---- RECORDS TO PROCESS
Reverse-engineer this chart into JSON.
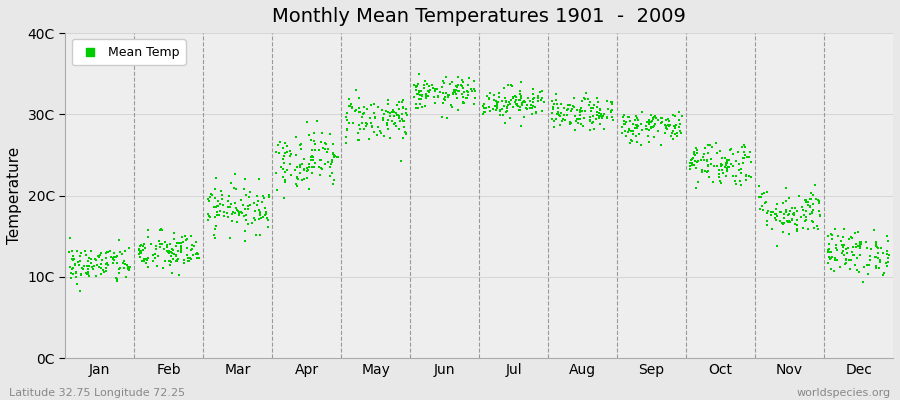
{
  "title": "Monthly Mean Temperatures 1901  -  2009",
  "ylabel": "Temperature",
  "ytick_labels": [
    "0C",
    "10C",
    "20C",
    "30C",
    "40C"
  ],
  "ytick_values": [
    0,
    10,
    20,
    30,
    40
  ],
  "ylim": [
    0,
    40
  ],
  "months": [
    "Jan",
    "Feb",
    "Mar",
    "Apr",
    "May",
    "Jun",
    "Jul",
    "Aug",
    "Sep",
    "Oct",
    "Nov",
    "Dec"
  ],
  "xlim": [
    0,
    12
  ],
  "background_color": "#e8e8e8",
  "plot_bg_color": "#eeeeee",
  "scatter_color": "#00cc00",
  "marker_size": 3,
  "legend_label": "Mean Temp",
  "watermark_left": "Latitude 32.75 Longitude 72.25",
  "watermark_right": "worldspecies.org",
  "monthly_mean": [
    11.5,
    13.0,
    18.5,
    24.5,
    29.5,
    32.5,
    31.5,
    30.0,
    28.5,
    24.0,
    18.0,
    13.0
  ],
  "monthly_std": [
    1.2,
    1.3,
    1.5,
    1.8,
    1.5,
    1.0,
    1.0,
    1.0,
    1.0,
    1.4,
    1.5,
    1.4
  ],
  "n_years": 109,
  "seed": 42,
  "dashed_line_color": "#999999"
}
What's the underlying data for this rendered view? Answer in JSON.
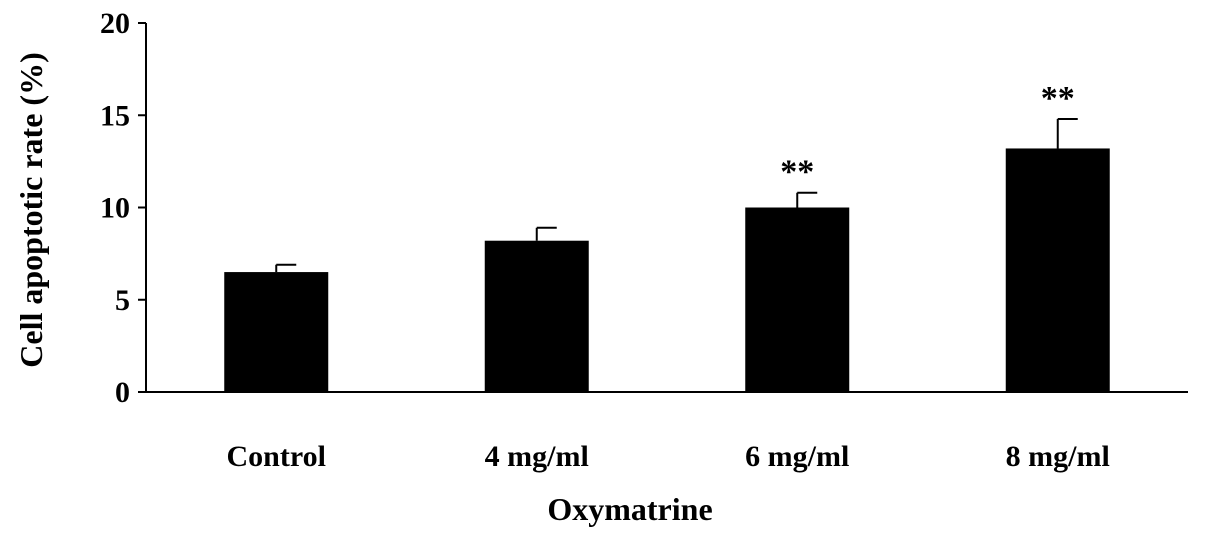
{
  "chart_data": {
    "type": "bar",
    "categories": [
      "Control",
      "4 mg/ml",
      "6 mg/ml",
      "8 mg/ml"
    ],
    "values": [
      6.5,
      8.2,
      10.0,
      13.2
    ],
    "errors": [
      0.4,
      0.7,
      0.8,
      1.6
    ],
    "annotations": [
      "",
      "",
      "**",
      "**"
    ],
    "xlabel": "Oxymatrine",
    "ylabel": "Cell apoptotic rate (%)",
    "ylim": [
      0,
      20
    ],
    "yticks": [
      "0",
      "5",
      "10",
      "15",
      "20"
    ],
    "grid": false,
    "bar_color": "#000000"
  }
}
--------
-- WHAT IS REQUIRED --
Write out only the lines from the line containing "What's the underlying" through the end of the material above, both end lines included. Pictures are not written out.

-- TASK SOLUTION --
What's the underlying data for this rendered view? Answer in JSON.
{
  "chart_data": {
    "type": "bar",
    "categories": [
      "Control",
      "4 mg/ml",
      "6 mg/ml",
      "8 mg/ml"
    ],
    "values": [
      6.5,
      8.2,
      10.0,
      13.2
    ],
    "errors": [
      0.4,
      0.7,
      0.8,
      1.6
    ],
    "annotations": [
      "",
      "",
      "**",
      "**"
    ],
    "xlabel": "Oxymatrine",
    "ylabel": "Cell apoptotic rate (%)",
    "ylim": [
      0,
      20
    ],
    "yticks": [
      "0",
      "5",
      "10",
      "15",
      "20"
    ],
    "grid": false,
    "bar_color": "#000000"
  }
}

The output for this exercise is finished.